━━━ Listed entries

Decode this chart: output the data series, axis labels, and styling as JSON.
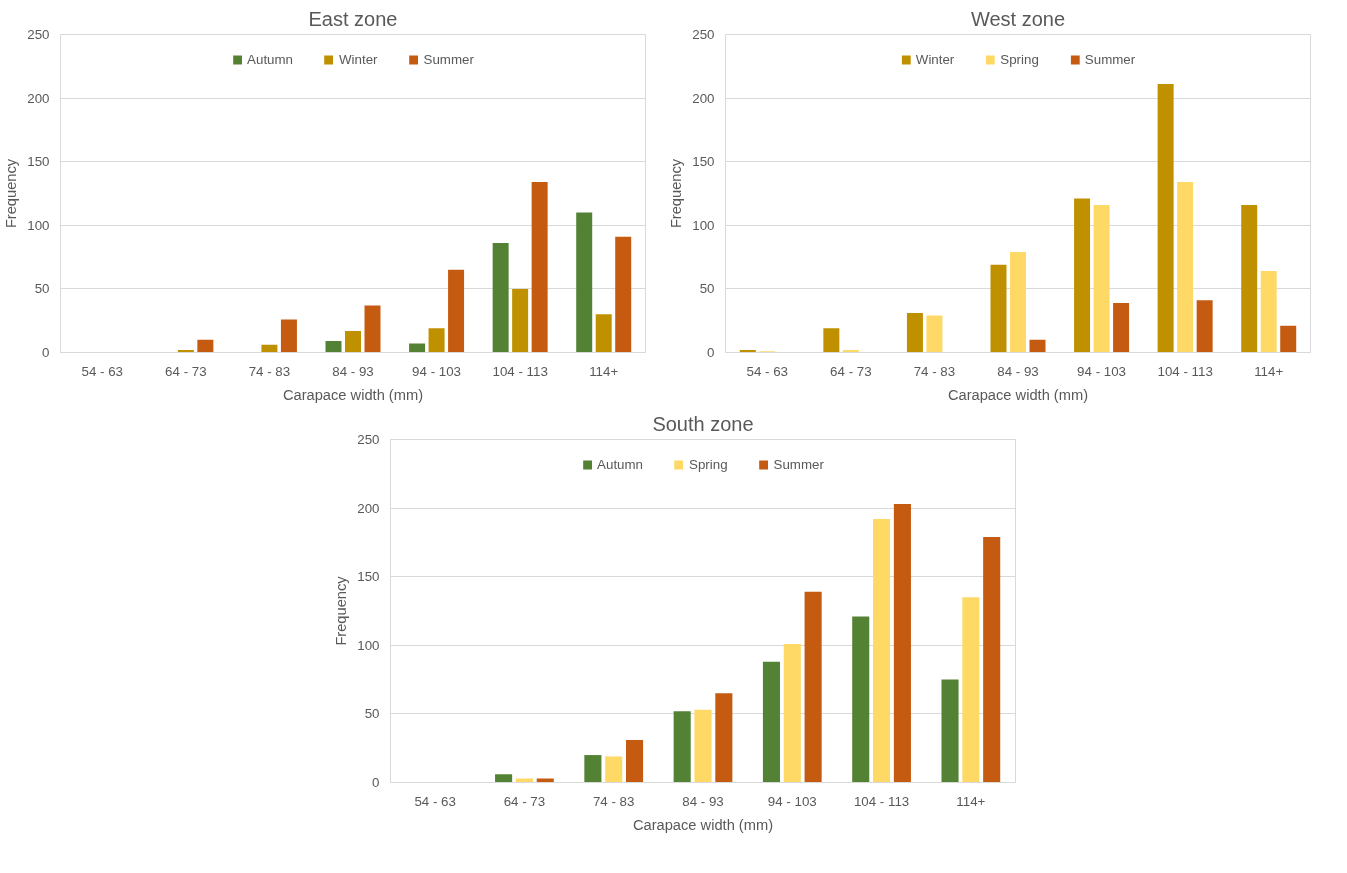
{
  "chart_data": [
    {
      "type": "bar",
      "title": "East zone",
      "xlabel": "Carapace width (mm)",
      "ylabel": "Frequency",
      "categories": [
        "54 - 63",
        "64 - 73",
        "74 - 83",
        "84 - 93",
        "94 - 103",
        "104 - 113",
        "114+"
      ],
      "series": [
        {
          "name": "Autumn",
          "color": "#548235",
          "values": [
            0,
            0,
            0,
            9,
            7,
            86,
            110
          ]
        },
        {
          "name": "Winter",
          "color": "#bf9000",
          "values": [
            0,
            2,
            6,
            17,
            19,
            50,
            30
          ]
        },
        {
          "name": "Summer",
          "color": "#c55a11",
          "values": [
            0,
            10,
            26,
            37,
            65,
            134,
            91
          ]
        }
      ],
      "ylim": [
        0,
        250
      ],
      "yticks": [
        0,
        50,
        100,
        150,
        200,
        250
      ],
      "grid": "y",
      "legend": "top"
    },
    {
      "type": "bar",
      "title": "West zone",
      "xlabel": "Carapace width (mm)",
      "ylabel": "Frequency",
      "categories": [
        "54 - 63",
        "64 - 73",
        "74 - 83",
        "84 - 93",
        "94 - 103",
        "104 - 113",
        "114+"
      ],
      "series": [
        {
          "name": "Winter",
          "color": "#bf9000",
          "values": [
            2,
            19,
            31,
            69,
            121,
            211,
            116
          ]
        },
        {
          "name": "Spring",
          "color": "#ffd966",
          "values": [
            1,
            2,
            29,
            79,
            116,
            134,
            64
          ]
        },
        {
          "name": "Summer",
          "color": "#c55a11",
          "values": [
            0,
            0,
            0,
            10,
            39,
            41,
            21
          ]
        }
      ],
      "ylim": [
        0,
        250
      ],
      "yticks": [
        0,
        50,
        100,
        150,
        200,
        250
      ],
      "grid": "y",
      "legend": "top"
    },
    {
      "type": "bar",
      "title": "South zone",
      "xlabel": "Carapace width (mm)",
      "ylabel": "Frequency",
      "categories": [
        "54 - 63",
        "64 - 73",
        "74 - 83",
        "84 - 93",
        "94 - 103",
        "104 - 113",
        "114+"
      ],
      "series": [
        {
          "name": "Autumn",
          "color": "#548235",
          "values": [
            0,
            6,
            20,
            52,
            88,
            121,
            75
          ]
        },
        {
          "name": "Spring",
          "color": "#ffd966",
          "values": [
            0,
            3,
            19,
            53,
            101,
            192,
            135
          ]
        },
        {
          "name": "Summer",
          "color": "#c55a11",
          "values": [
            0,
            3,
            31,
            65,
            139,
            203,
            179
          ]
        }
      ],
      "ylim": [
        0,
        250
      ],
      "yticks": [
        0,
        50,
        100,
        150,
        200,
        250
      ],
      "grid": "y",
      "legend": "top"
    }
  ]
}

━━━━━━

→ **Stated task**
Restate the entire listing word for word, excluding pictures.

→ **The solution**
Decode this chart: output the data series, axis labels, and styling as JSON.
{
  "chart_data": [
    {
      "type": "bar",
      "title": "East zone",
      "xlabel": "Carapace width (mm)",
      "ylabel": "Frequency",
      "categories": [
        "54 - 63",
        "64 - 73",
        "74 - 83",
        "84 - 93",
        "94 - 103",
        "104 - 113",
        "114+"
      ],
      "series": [
        {
          "name": "Autumn",
          "color": "#548235",
          "values": [
            0,
            0,
            0,
            9,
            7,
            86,
            110
          ]
        },
        {
          "name": "Winter",
          "color": "#bf9000",
          "values": [
            0,
            2,
            6,
            17,
            19,
            50,
            30
          ]
        },
        {
          "name": "Summer",
          "color": "#c55a11",
          "values": [
            0,
            10,
            26,
            37,
            65,
            134,
            91
          ]
        }
      ],
      "ylim": [
        0,
        250
      ],
      "yticks": [
        0,
        50,
        100,
        150,
        200,
        250
      ],
      "grid": "y",
      "legend": "top"
    },
    {
      "type": "bar",
      "title": "West zone",
      "xlabel": "Carapace width (mm)",
      "ylabel": "Frequency",
      "categories": [
        "54 - 63",
        "64 - 73",
        "74 - 83",
        "84 - 93",
        "94 - 103",
        "104 - 113",
        "114+"
      ],
      "series": [
        {
          "name": "Winter",
          "color": "#bf9000",
          "values": [
            2,
            19,
            31,
            69,
            121,
            211,
            116
          ]
        },
        {
          "name": "Spring",
          "color": "#ffd966",
          "values": [
            1,
            2,
            29,
            79,
            116,
            134,
            64
          ]
        },
        {
          "name": "Summer",
          "color": "#c55a11",
          "values": [
            0,
            0,
            0,
            10,
            39,
            41,
            21
          ]
        }
      ],
      "ylim": [
        0,
        250
      ],
      "yticks": [
        0,
        50,
        100,
        150,
        200,
        250
      ],
      "grid": "y",
      "legend": "top"
    },
    {
      "type": "bar",
      "title": "South zone",
      "xlabel": "Carapace width (mm)",
      "ylabel": "Frequency",
      "categories": [
        "54 - 63",
        "64 - 73",
        "74 - 83",
        "84 - 93",
        "94 - 103",
        "104 - 113",
        "114+"
      ],
      "series": [
        {
          "name": "Autumn",
          "color": "#548235",
          "values": [
            0,
            6,
            20,
            52,
            88,
            121,
            75
          ]
        },
        {
          "name": "Spring",
          "color": "#ffd966",
          "values": [
            0,
            3,
            19,
            53,
            101,
            192,
            135
          ]
        },
        {
          "name": "Summer",
          "color": "#c55a11",
          "values": [
            0,
            3,
            31,
            65,
            139,
            203,
            179
          ]
        }
      ],
      "ylim": [
        0,
        250
      ],
      "yticks": [
        0,
        50,
        100,
        150,
        200,
        250
      ],
      "grid": "y",
      "legend": "top"
    }
  ]
}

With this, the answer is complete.